▶ **Source material**
::::

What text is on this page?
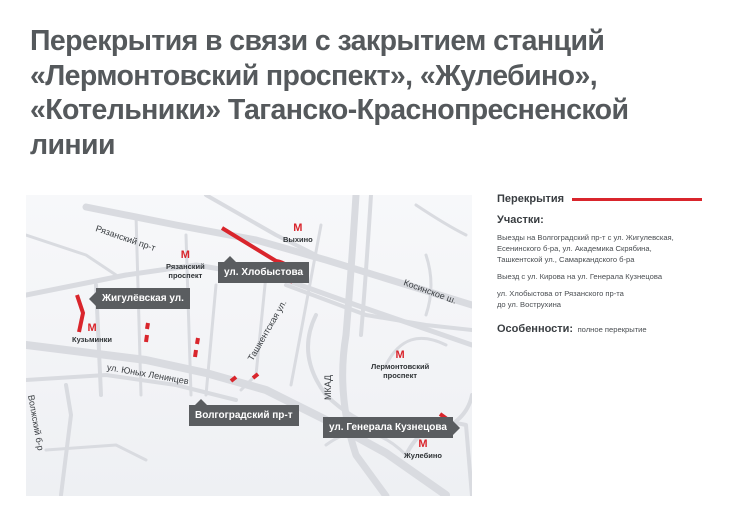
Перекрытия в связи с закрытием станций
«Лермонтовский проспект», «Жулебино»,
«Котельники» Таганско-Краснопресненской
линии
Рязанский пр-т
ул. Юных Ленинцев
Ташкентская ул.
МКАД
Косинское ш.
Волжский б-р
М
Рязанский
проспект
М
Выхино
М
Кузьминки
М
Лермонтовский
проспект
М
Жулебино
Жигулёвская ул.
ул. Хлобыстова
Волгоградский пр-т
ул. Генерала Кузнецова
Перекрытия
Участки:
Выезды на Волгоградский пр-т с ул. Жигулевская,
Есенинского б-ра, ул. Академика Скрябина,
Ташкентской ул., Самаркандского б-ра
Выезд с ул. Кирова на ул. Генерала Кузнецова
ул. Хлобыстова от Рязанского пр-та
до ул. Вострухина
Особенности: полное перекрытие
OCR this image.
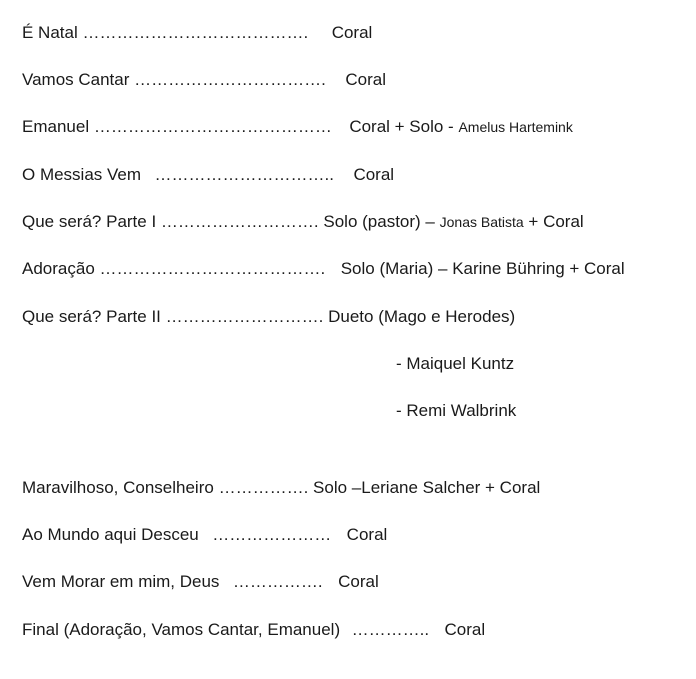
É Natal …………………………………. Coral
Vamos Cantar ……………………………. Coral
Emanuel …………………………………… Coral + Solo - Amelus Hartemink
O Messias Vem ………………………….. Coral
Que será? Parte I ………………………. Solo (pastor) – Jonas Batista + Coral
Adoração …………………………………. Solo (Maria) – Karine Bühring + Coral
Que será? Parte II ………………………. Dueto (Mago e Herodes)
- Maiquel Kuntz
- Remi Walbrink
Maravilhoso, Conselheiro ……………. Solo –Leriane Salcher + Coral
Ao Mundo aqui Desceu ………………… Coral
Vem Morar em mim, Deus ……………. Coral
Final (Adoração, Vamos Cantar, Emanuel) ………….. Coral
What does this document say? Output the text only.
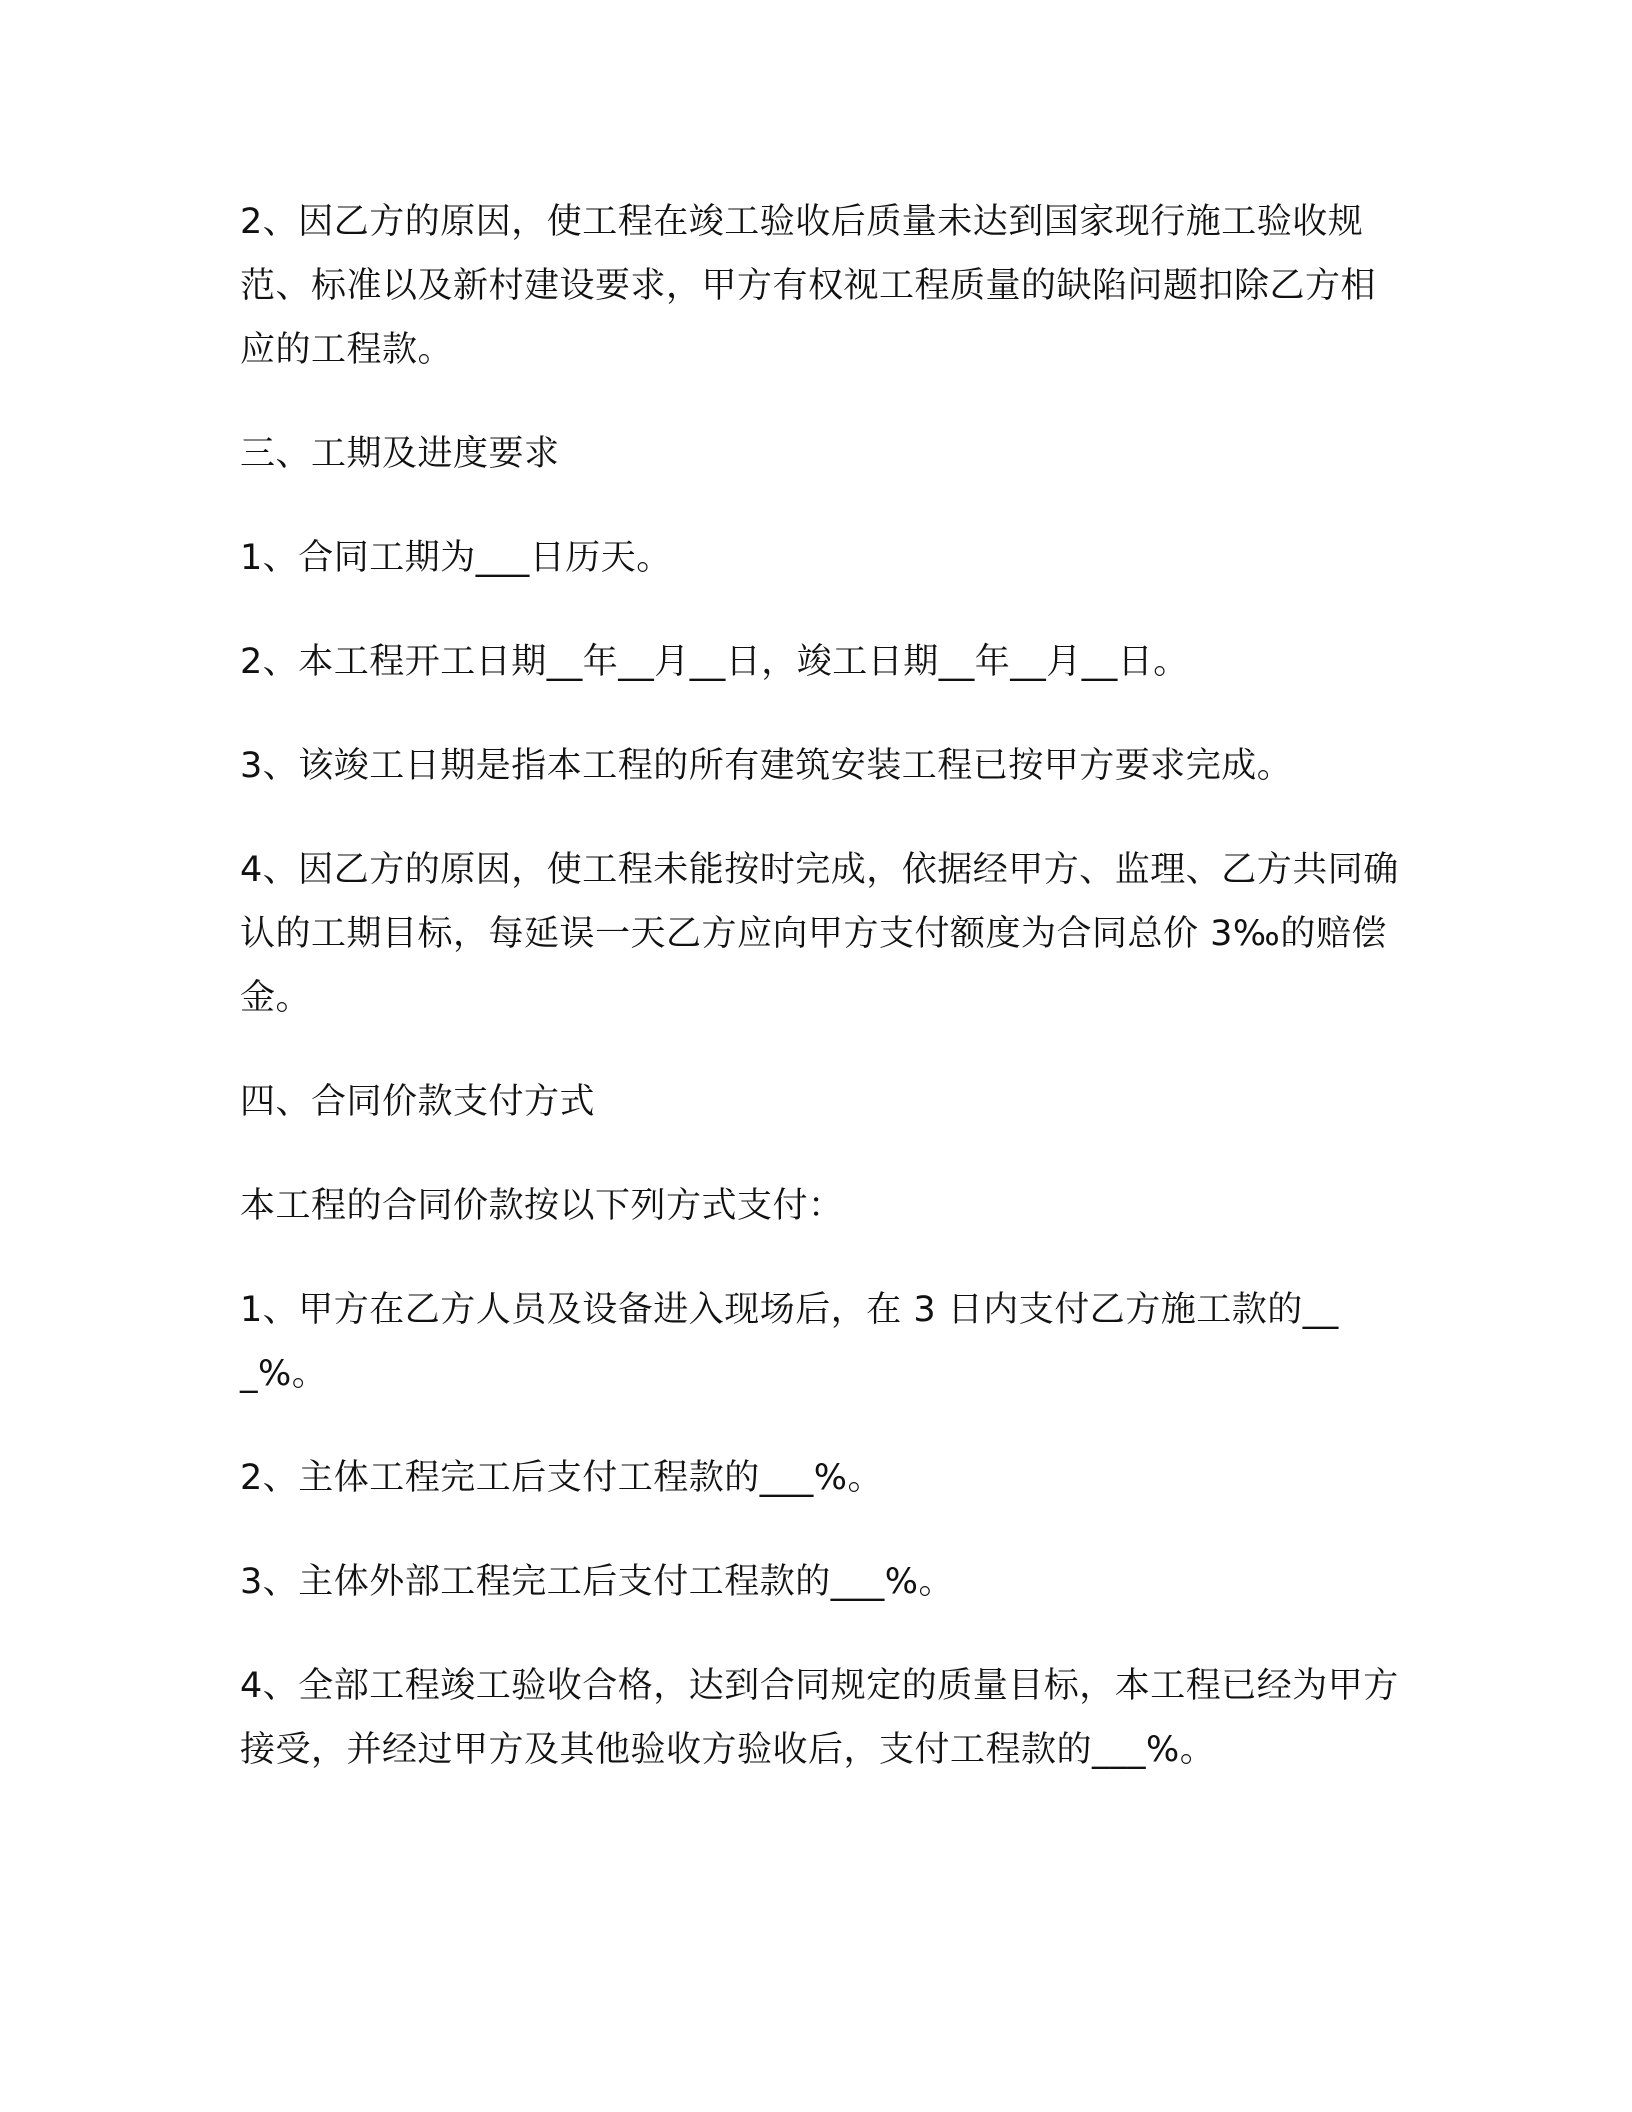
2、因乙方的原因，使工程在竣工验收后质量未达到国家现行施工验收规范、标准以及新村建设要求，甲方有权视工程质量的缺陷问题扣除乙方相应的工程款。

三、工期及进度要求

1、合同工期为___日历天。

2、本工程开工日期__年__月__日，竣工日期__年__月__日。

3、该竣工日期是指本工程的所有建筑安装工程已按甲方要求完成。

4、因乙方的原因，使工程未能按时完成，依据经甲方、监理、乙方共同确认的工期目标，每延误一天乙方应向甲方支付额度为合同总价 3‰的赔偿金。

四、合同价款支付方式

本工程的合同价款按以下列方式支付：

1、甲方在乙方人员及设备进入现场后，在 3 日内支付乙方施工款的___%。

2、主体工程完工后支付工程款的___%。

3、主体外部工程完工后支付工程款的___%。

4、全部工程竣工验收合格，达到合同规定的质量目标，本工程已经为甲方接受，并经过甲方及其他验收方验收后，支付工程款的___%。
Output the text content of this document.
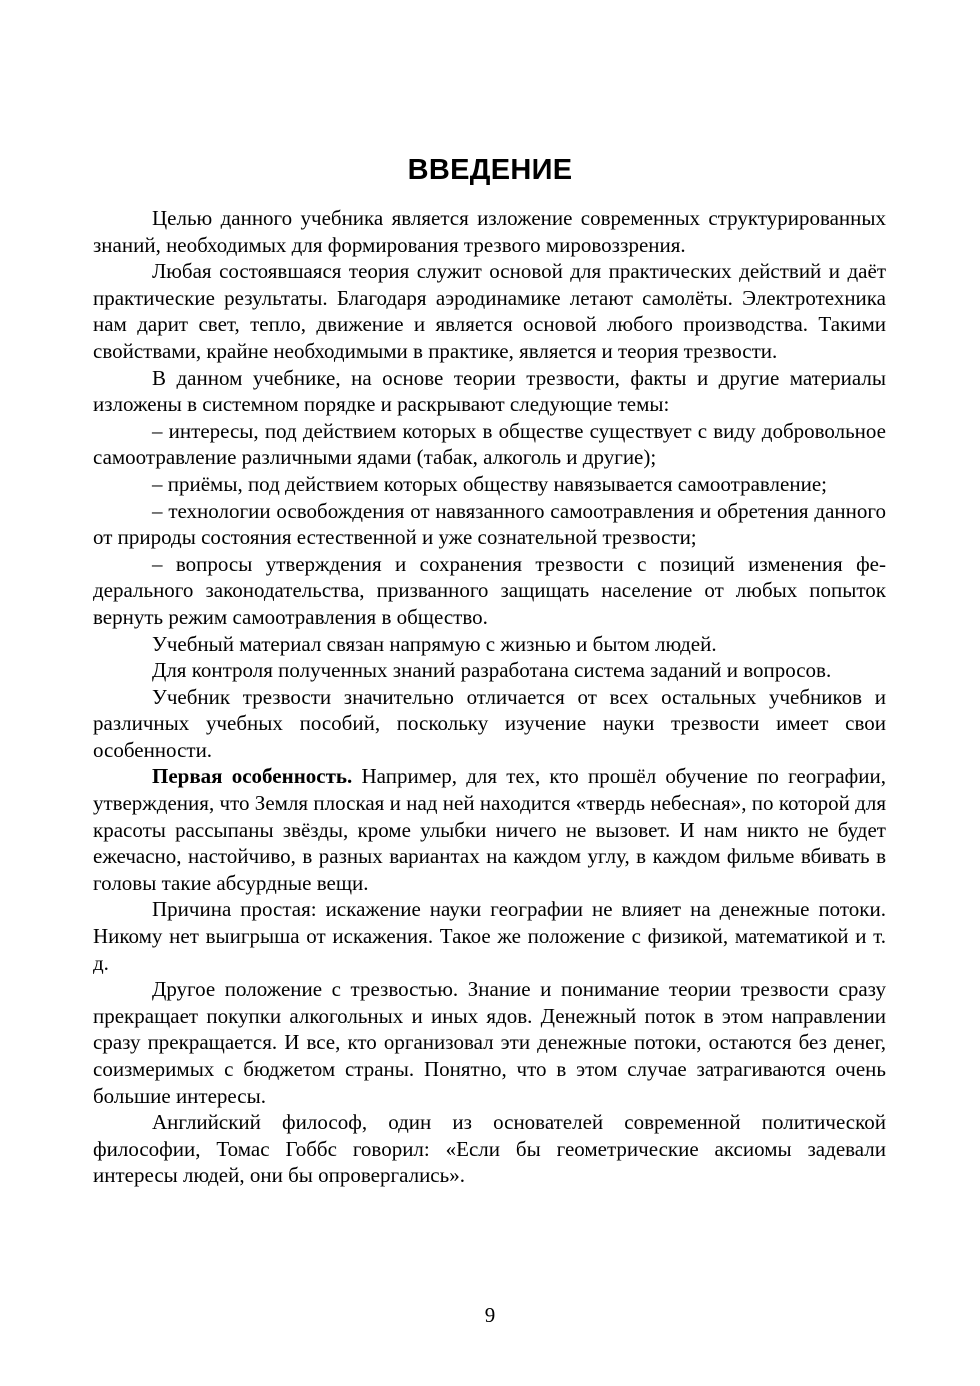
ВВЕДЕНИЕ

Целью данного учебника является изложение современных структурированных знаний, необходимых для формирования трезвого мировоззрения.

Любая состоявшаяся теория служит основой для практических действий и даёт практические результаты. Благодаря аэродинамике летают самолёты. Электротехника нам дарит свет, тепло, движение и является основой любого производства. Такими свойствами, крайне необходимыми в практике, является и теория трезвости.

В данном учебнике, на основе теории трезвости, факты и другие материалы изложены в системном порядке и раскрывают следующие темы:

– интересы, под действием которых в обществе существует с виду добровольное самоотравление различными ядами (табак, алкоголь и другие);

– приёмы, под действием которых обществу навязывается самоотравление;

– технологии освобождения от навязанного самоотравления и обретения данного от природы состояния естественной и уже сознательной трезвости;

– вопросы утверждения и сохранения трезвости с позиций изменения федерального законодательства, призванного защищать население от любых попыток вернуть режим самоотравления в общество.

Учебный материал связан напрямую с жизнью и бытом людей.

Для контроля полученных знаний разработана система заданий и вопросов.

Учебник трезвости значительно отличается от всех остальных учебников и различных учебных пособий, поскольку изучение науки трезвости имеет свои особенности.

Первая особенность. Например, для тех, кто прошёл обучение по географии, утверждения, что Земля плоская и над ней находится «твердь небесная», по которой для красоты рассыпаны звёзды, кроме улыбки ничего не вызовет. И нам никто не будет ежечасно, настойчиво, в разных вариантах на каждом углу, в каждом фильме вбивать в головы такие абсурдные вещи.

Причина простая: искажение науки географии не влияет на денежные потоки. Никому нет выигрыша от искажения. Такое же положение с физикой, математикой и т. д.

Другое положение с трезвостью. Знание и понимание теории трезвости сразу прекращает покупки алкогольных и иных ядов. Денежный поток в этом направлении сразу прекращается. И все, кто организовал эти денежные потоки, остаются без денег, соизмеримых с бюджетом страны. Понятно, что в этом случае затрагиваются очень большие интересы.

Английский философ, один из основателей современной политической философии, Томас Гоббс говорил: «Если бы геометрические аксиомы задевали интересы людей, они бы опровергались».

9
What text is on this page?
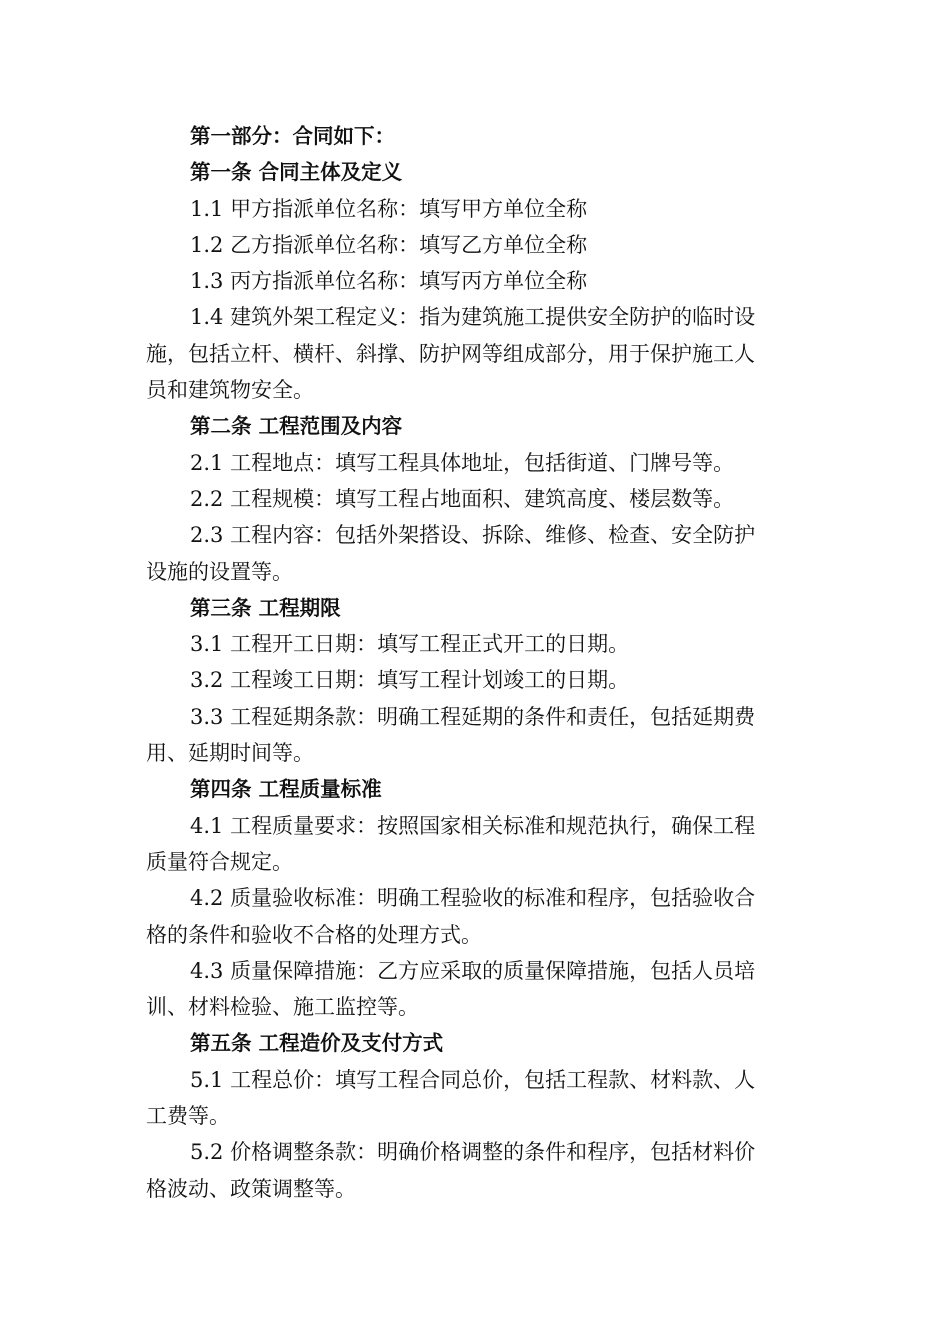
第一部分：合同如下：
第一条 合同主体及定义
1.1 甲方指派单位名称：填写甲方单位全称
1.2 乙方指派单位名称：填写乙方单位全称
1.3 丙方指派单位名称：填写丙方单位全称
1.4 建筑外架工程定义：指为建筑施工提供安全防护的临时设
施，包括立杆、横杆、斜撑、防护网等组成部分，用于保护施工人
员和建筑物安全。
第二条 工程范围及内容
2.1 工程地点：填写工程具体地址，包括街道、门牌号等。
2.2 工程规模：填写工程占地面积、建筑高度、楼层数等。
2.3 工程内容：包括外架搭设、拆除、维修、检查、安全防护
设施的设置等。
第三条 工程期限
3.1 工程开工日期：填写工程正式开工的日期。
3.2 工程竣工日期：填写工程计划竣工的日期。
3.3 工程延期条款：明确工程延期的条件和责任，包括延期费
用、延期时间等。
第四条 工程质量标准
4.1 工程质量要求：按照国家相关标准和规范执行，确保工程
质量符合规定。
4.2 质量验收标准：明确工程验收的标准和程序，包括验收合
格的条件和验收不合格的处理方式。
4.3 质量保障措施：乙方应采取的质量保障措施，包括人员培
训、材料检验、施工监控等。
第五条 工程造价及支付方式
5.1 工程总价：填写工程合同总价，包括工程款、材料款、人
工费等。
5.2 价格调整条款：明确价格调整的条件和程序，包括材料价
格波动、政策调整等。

::::

▶ **Given task**
Count how many lines include the string "действием". Nothing but the number is needed.

▶ **Written answer**
2